- Dataset extract:

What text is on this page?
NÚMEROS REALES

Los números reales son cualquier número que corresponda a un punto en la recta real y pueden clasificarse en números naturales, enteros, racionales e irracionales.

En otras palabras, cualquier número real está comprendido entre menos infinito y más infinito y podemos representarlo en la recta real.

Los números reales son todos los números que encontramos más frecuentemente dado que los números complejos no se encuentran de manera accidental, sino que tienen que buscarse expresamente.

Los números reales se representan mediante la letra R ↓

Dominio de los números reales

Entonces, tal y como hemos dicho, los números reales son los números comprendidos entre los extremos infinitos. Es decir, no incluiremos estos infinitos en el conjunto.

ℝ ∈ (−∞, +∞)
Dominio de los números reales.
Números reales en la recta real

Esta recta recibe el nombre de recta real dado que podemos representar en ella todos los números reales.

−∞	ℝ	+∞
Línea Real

---

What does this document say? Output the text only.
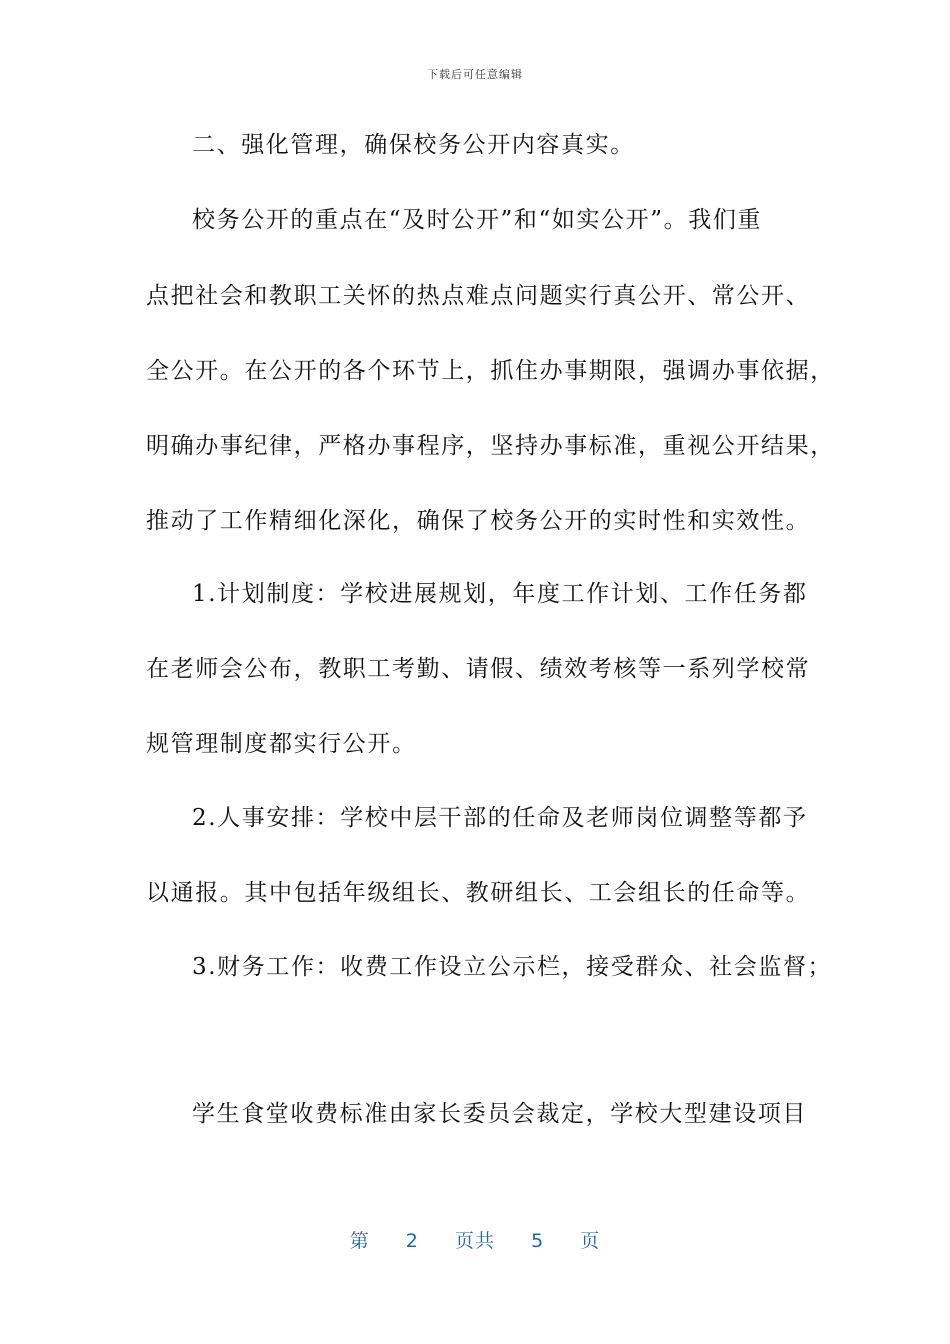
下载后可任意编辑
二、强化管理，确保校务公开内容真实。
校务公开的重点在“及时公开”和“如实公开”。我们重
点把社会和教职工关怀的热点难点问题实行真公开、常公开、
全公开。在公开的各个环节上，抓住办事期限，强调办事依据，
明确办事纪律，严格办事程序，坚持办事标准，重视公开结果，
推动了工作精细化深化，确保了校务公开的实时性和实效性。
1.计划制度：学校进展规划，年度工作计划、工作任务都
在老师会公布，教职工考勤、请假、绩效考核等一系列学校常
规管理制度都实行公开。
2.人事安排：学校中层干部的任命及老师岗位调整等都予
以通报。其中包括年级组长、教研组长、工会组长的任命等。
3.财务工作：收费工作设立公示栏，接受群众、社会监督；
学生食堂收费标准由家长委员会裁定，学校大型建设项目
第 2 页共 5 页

- Work to complete: Copy each line containing the word "this" from the data.

- Output of the exercise:
What text is on this page?
What does this document say? Output the text only.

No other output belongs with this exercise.